• **What needs to be done**: Write out only the lines running from the one that contains "What does this" to the end of the material, both ends included.

• **Data for this exercise**:
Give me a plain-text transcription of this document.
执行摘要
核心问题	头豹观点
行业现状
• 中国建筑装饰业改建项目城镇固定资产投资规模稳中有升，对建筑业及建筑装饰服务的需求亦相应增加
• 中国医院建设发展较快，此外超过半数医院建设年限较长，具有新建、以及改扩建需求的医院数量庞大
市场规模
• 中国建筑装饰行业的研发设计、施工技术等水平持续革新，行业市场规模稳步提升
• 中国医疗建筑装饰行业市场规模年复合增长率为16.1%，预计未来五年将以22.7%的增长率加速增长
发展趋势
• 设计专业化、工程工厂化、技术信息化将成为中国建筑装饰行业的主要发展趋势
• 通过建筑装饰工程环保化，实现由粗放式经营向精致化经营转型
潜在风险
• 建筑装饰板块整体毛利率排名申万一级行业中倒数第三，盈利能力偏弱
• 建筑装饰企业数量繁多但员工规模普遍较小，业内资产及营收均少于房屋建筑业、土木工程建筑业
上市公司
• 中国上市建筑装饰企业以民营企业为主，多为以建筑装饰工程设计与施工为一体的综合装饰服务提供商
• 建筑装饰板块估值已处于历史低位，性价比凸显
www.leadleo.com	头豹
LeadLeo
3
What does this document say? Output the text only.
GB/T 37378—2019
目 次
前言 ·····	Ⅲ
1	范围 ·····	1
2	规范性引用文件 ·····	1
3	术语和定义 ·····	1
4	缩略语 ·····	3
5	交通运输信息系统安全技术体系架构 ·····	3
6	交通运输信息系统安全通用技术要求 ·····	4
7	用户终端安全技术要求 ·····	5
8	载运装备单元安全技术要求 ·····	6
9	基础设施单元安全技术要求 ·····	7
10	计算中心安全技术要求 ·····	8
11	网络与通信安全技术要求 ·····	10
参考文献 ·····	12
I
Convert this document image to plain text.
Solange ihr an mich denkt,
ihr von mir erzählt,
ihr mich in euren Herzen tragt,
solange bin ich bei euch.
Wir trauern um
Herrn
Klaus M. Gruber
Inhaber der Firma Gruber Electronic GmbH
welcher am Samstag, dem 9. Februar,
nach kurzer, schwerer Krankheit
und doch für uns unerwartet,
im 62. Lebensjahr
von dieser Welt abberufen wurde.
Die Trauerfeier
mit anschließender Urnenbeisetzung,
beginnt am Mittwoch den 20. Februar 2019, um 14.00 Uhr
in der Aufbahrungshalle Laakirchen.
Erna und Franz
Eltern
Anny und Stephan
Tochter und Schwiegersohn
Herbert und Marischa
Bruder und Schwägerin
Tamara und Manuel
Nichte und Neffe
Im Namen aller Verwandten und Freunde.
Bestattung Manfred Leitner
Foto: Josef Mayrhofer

• **Solution for this task**:
What does this document say? Output the text only.
GB/T 37378—2019
目 次
前言 ·····	Ⅲ
1	范围 ·····	1
2	规范性引用文件 ·····	1
3	术语和定义 ·····	1
4	缩略语 ·····	3
5	交通运输信息系统安全技术体系架构 ·····	3
6	交通运输信息系统安全通用技术要求 ·····	4
7	用户终端安全技术要求 ·····	5
8	载运装备单元安全技术要求 ·····	6
9	基础设施单元安全技术要求 ·····	7
10	计算中心安全技术要求 ·····	8
11	网络与通信安全技术要求 ·····	10
参考文献 ·····	12
I
Convert this document image to plain text.
Solange ihr an mich denkt,
ihr von mir erzählt,
ihr mich in euren Herzen tragt,
solange bin ich bei euch.
Wir trauern um
Herrn
Klaus M. Gruber
Inhaber der Firma Gruber Electronic GmbH
welcher am Samstag, dem 9. Februar,
nach kurzer, schwerer Krankheit
und doch für uns unerwartet,
im 62. Lebensjahr
von dieser Welt abberufen wurde.
Die Trauerfeier
mit anschließender Urnenbeisetzung,
beginnt am Mittwoch den 20. Februar 2019, um 14.00 Uhr
in der Aufbahrungshalle Laakirchen.
Erna und Franz
Eltern
Anny und Stephan
Tochter und Schwiegersohn
Herbert und Marischa
Bruder und Schwägerin
Tamara und Manuel
Nichte und Neffe
Im Namen aller Verwandten und Freunde.
Bestattung Manfred Leitner
Foto: Josef Mayrhofer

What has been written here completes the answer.